- Required work
Identify the lines that contain the string "your", then copy each of them.
----
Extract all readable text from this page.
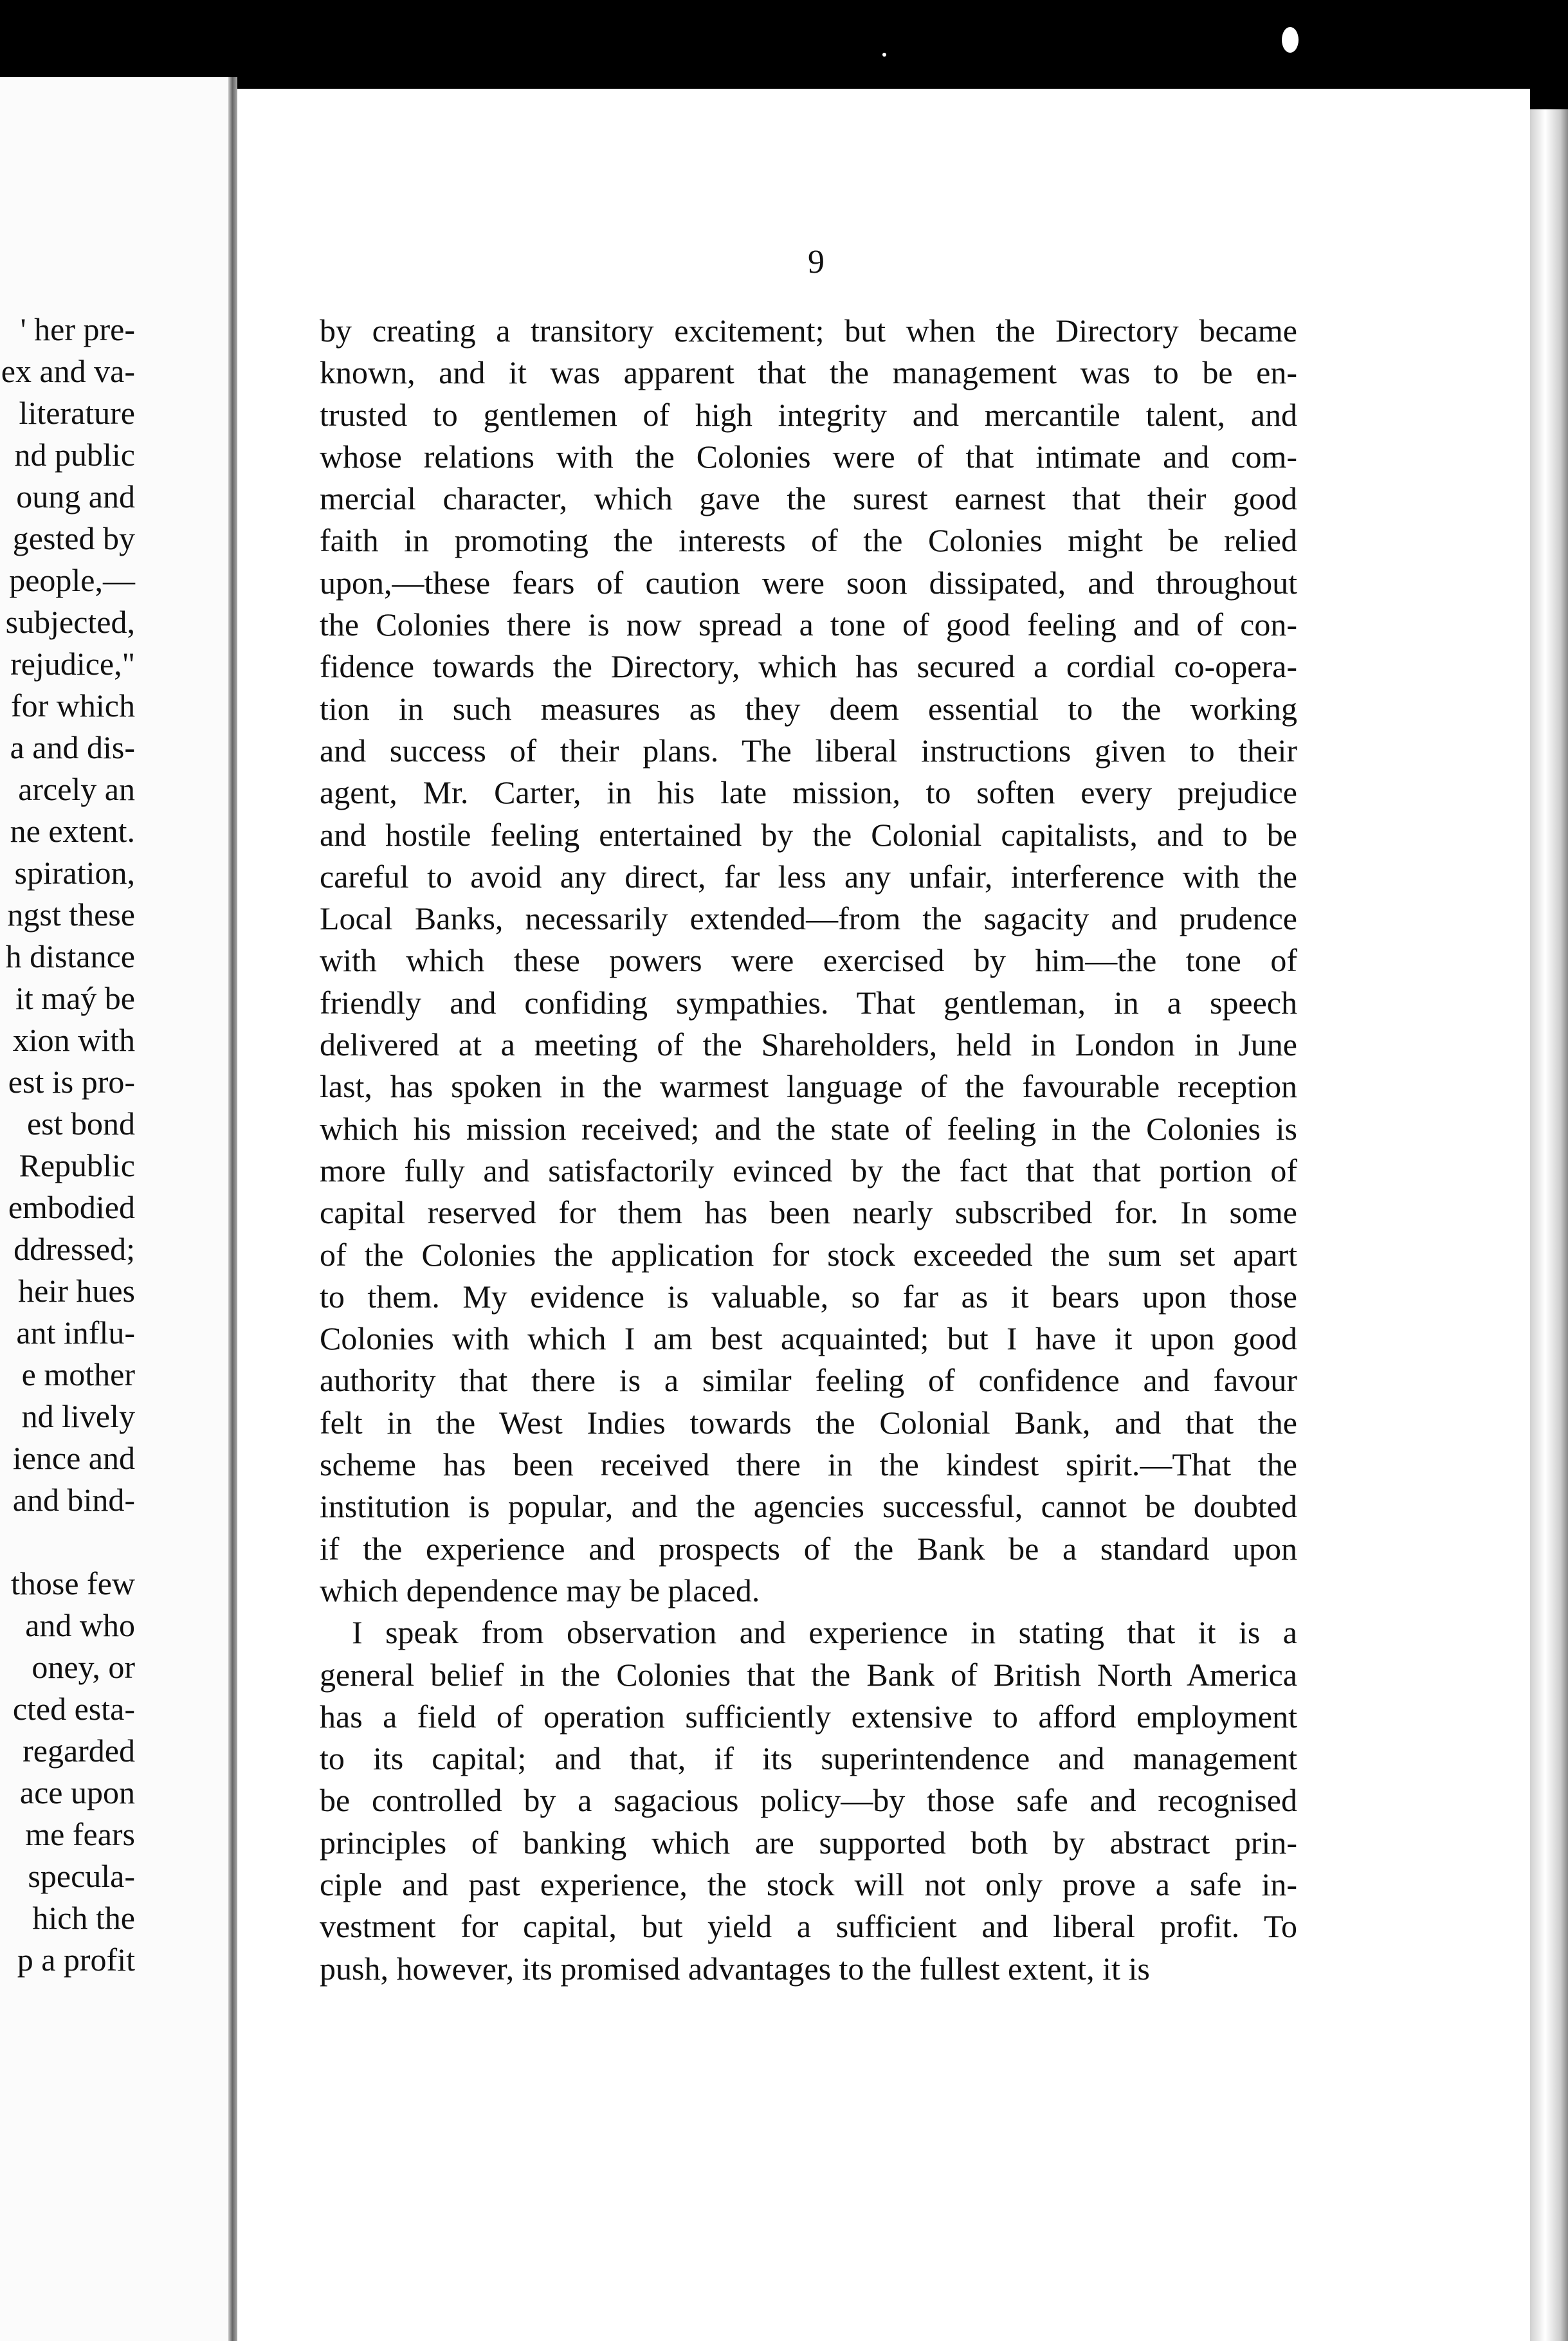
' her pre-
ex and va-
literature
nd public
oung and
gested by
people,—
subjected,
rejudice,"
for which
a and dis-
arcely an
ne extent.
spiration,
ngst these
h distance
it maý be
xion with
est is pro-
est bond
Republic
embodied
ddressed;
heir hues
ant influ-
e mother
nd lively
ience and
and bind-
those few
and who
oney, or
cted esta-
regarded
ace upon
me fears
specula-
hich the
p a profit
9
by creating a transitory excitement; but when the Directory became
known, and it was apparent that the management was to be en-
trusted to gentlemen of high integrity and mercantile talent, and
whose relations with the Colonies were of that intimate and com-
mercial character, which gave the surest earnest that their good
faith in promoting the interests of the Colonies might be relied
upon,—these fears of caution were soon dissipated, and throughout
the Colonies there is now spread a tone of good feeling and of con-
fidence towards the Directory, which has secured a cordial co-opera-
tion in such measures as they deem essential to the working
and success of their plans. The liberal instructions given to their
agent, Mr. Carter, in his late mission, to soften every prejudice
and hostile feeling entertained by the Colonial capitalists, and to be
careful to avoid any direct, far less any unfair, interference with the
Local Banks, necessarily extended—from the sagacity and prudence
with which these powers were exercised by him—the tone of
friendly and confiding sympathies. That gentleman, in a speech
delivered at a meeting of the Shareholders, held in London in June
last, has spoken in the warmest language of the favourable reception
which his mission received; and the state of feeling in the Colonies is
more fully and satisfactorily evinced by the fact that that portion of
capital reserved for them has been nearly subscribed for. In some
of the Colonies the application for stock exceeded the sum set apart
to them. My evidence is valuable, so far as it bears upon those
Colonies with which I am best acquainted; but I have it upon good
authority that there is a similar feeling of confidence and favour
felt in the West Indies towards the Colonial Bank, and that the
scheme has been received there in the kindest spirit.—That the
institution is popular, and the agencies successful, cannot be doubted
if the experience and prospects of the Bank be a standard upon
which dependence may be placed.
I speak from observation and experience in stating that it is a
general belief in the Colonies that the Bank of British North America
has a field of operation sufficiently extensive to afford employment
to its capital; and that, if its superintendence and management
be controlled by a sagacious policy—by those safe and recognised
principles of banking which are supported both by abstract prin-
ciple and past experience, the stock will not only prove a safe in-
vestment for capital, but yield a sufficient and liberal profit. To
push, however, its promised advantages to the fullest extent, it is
----
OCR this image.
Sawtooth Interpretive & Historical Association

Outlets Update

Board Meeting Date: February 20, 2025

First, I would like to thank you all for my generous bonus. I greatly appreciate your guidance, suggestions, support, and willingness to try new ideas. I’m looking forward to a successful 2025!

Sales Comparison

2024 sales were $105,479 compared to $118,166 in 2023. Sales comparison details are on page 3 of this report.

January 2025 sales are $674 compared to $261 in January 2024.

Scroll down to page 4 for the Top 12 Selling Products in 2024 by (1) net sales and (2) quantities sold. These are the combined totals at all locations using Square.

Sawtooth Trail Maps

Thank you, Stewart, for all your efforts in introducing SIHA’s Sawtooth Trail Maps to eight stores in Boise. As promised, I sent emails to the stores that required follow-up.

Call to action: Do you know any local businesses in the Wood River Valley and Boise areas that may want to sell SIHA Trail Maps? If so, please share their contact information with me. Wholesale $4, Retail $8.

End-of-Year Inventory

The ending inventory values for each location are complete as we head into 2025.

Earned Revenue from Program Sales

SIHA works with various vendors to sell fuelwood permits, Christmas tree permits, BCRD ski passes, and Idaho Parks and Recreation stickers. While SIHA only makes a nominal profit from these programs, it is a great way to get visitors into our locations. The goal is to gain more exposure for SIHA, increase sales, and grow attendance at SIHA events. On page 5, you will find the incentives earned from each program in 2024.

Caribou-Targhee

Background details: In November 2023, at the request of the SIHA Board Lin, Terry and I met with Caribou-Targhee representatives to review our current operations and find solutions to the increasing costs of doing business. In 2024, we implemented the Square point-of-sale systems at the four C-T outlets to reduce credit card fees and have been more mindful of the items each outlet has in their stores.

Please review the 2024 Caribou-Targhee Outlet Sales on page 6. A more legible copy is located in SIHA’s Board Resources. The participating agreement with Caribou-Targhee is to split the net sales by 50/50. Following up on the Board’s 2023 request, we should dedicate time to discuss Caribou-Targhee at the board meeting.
----
- Exercise answer
First, I would like to thank you all for my generous bonus. I greatly appreciate your guidance, suggestions, support, and willingness to try new ideas. I’m looking forward to a successful 2025!
Thank you, Stewart, for all your efforts in introducing SIHA’s Sawtooth Trail Maps to eight stores in Boise. As promised, I sent emails to the stores that required follow-up.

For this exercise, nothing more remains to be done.